Material supplied:

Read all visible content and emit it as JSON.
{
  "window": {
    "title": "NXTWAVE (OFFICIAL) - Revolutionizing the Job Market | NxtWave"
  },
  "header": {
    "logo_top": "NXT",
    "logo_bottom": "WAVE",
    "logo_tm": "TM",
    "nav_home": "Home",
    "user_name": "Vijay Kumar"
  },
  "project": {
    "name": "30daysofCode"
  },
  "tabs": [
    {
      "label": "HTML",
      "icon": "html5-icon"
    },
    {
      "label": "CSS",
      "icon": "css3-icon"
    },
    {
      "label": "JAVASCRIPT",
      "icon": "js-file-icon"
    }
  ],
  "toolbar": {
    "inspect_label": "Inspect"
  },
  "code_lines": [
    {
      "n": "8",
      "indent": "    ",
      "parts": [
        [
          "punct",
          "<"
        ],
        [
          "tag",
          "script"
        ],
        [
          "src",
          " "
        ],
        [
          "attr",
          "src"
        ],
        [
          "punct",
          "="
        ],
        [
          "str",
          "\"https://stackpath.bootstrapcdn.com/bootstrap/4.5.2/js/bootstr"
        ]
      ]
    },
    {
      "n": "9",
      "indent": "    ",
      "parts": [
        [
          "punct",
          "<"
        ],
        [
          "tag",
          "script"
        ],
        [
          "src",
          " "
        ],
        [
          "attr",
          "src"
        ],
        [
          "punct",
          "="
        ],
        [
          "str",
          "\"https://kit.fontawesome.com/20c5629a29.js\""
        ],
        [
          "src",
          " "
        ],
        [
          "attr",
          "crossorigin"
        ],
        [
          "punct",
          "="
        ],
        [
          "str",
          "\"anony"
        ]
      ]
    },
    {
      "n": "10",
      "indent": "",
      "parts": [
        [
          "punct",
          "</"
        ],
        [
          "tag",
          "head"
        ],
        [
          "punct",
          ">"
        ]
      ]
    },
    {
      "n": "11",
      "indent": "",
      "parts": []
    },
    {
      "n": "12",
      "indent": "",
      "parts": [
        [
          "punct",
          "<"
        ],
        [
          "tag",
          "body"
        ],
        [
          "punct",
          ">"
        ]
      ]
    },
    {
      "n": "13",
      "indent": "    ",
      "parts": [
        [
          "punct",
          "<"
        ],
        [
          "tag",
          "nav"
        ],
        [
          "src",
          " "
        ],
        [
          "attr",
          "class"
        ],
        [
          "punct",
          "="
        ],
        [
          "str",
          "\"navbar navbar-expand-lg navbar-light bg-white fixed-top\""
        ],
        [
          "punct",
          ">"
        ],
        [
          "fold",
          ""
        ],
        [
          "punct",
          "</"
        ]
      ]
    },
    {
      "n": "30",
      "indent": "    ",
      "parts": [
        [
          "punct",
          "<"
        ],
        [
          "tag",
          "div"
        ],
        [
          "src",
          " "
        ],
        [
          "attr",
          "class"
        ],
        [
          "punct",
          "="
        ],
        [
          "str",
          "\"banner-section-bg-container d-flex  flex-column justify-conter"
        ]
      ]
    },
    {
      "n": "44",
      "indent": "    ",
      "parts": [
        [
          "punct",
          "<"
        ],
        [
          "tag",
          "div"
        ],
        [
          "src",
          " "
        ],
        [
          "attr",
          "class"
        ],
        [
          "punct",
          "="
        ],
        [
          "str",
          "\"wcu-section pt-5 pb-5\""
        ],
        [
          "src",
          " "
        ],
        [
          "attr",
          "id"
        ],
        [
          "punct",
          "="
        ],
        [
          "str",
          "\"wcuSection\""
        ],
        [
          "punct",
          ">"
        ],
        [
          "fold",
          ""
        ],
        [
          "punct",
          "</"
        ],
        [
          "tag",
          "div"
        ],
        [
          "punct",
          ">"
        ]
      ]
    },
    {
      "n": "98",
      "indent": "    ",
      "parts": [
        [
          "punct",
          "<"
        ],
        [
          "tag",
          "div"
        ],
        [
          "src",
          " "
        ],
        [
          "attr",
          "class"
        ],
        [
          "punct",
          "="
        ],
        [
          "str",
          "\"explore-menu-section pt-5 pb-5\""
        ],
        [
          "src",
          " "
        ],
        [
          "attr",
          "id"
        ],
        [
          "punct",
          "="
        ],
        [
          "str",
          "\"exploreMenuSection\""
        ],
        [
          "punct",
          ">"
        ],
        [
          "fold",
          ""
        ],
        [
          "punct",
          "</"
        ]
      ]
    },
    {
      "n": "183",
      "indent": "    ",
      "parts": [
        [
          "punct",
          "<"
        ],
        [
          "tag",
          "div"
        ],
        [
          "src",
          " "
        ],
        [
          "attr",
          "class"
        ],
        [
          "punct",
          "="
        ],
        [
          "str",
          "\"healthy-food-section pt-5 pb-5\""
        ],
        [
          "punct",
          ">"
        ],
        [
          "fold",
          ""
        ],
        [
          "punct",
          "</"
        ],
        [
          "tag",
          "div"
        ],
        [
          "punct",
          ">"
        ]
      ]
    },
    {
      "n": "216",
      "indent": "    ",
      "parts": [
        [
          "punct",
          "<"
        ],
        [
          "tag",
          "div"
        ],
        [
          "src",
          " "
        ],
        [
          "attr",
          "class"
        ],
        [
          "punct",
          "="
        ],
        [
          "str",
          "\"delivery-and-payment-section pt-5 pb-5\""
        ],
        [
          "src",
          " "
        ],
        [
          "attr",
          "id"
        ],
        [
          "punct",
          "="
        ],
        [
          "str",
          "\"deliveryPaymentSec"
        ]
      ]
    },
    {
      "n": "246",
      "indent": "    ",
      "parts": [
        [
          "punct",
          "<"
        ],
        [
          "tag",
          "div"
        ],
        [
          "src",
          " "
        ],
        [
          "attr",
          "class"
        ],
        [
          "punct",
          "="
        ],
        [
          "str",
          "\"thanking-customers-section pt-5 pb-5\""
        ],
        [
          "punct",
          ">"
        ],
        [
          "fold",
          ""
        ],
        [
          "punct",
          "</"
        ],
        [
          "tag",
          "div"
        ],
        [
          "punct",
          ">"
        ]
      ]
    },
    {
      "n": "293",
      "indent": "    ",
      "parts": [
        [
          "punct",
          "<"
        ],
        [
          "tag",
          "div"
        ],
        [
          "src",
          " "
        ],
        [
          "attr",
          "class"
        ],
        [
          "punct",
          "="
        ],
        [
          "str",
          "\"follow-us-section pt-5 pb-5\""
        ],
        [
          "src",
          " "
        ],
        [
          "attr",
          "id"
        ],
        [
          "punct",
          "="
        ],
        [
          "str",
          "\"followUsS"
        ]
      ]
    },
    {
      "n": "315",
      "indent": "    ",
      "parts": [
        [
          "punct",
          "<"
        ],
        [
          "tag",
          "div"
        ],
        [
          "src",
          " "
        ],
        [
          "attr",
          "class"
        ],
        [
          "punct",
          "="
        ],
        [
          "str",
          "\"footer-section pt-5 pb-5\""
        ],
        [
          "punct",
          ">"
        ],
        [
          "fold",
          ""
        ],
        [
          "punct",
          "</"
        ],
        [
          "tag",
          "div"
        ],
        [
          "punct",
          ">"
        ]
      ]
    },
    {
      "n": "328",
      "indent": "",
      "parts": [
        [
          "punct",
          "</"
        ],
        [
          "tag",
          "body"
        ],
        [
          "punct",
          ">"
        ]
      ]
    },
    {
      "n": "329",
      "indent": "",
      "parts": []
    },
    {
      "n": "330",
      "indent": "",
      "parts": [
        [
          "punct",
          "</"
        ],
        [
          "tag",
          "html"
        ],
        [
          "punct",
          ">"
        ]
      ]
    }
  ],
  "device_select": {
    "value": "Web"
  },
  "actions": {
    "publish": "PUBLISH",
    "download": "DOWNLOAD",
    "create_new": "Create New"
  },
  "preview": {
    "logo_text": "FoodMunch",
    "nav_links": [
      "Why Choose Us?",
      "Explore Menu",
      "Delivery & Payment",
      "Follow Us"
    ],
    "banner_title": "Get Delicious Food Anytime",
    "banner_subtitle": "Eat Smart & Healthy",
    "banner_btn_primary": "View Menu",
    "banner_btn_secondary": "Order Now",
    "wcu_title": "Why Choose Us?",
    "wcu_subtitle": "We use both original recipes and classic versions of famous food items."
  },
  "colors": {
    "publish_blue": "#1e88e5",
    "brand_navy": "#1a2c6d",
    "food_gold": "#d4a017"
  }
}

Short task:
In the records above, how many lines contain the word "icon"? Give the number alone.

Result for this exercise:
3